■ **DIRECTIVE**: Copy each line below in which the string "this" occurs.

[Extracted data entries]
** BEGIN **
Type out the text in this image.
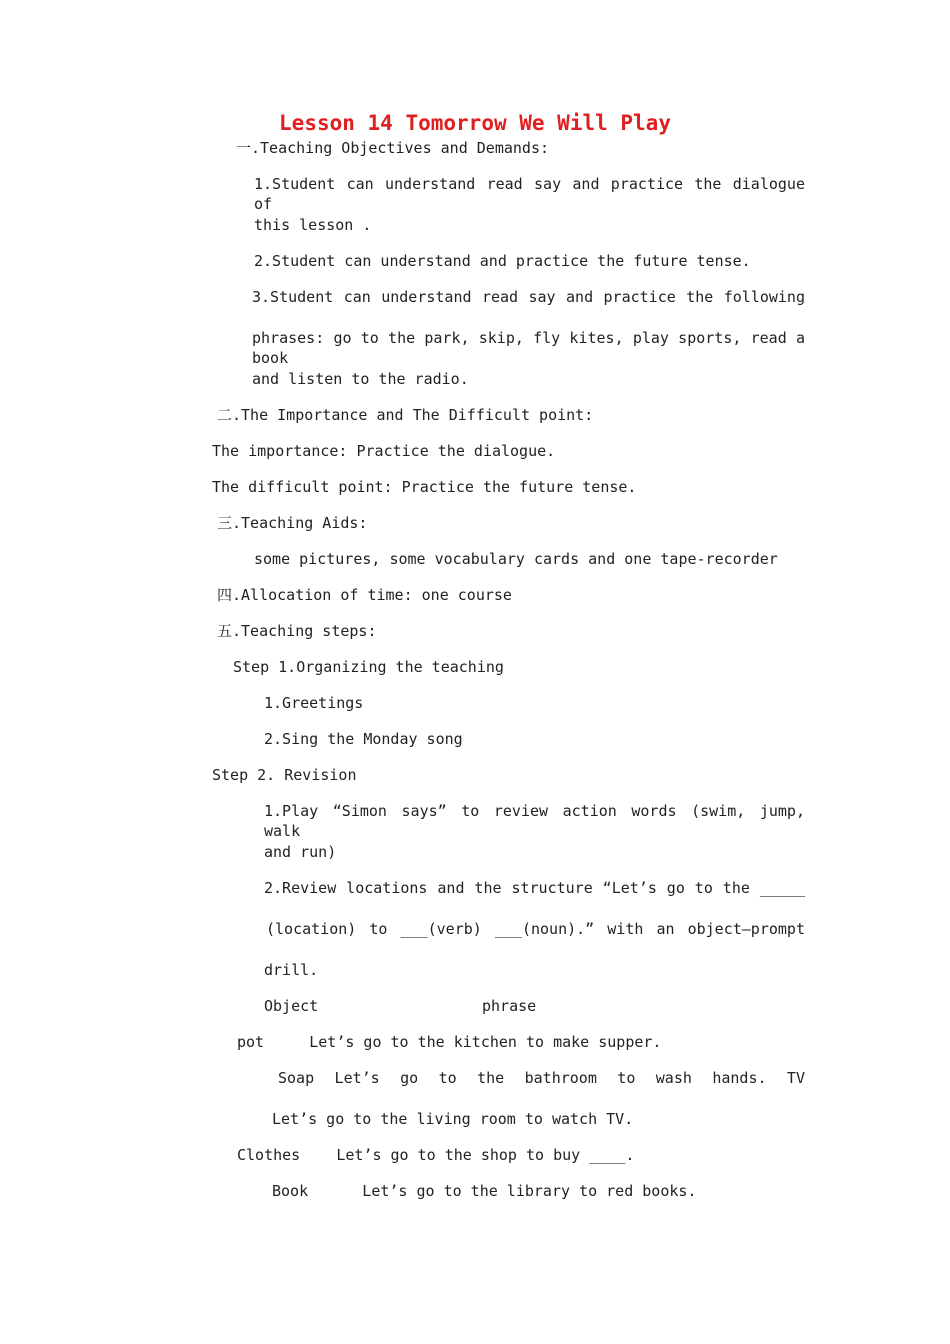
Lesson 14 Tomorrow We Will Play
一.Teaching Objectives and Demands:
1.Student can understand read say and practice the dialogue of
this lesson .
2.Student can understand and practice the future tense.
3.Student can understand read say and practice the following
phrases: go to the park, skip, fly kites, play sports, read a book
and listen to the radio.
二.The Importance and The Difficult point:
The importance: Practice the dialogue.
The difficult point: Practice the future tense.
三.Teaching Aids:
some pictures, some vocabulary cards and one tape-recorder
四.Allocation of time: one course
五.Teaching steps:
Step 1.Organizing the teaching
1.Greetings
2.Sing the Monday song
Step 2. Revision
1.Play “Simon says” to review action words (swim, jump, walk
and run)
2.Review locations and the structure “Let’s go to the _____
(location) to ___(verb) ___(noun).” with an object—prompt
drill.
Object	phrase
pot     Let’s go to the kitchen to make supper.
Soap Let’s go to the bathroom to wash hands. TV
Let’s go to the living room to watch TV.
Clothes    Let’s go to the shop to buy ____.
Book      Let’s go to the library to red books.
** END **
■ **THE REPLY**:
Type out the text in this image.
this lesson .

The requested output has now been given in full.